Exercise aim:
Scan the listing and work out how many lines contain the word "label". Nothing but the number should be given.

── Available records

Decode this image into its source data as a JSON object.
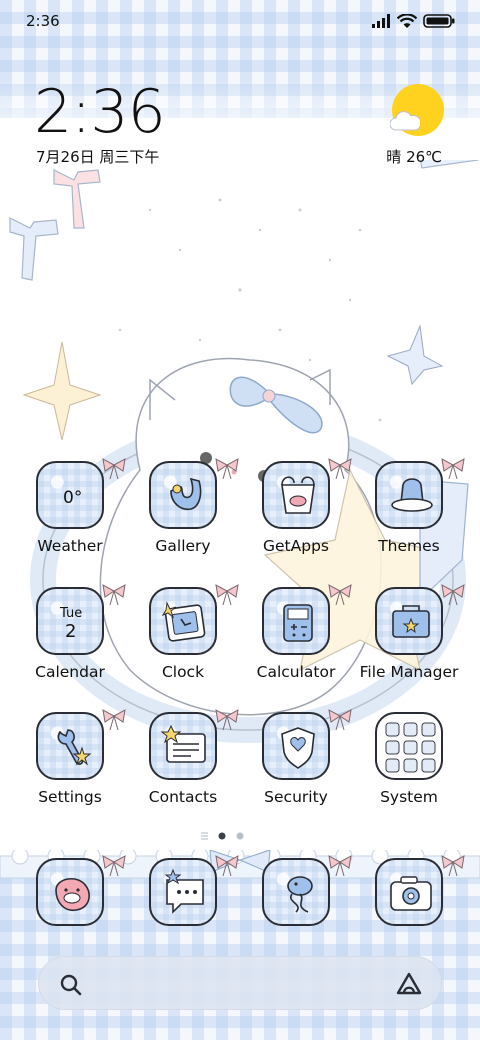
{
  "status_bar": {
    "time": "2:36",
    "icons": [
      "signal-icon",
      "wifi-icon",
      "battery-icon"
    ]
  },
  "clock_widget": {
    "time": "2:36",
    "date": "7月26日 周三下午",
    "weather": "晴 26℃"
  },
  "apps": [
    {
      "label": "Weather",
      "icon": "weather-icon",
      "badge": "0°"
    },
    {
      "label": "Gallery",
      "icon": "gallery-icon"
    },
    {
      "label": "GetApps",
      "icon": "getapps-icon"
    },
    {
      "label": "Themes",
      "icon": "themes-icon"
    },
    {
      "label": "Calendar",
      "icon": "calendar-icon",
      "day": "Tue",
      "date": "2"
    },
    {
      "label": "Clock",
      "icon": "clock-icon"
    },
    {
      "label": "Calculator",
      "icon": "calculator-icon"
    },
    {
      "label": "File Manager",
      "icon": "file-manager-icon"
    },
    {
      "label": "Settings",
      "icon": "settings-icon"
    },
    {
      "label": "Contacts",
      "icon": "contacts-icon"
    },
    {
      "label": "Security",
      "icon": "security-icon"
    },
    {
      "label": "System",
      "icon": "system-folder-icon"
    }
  ],
  "dock": [
    {
      "icon": "phone-icon"
    },
    {
      "icon": "messages-icon"
    },
    {
      "icon": "browser-icon"
    },
    {
      "icon": "camera-icon"
    }
  ],
  "pages": {
    "count": 2,
    "current": 1
  },
  "search": {
    "left_icon": "search-icon",
    "right_icon": "assistant-icon"
  },
  "colors": {
    "sun": "#ffd21f",
    "tile_bg": "#e6effb",
    "outline": "#2a2d35",
    "bow_pink": "#f4c8cc",
    "accent_blue": "#9fc0ea"
  }
}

────

Exercise answer:
12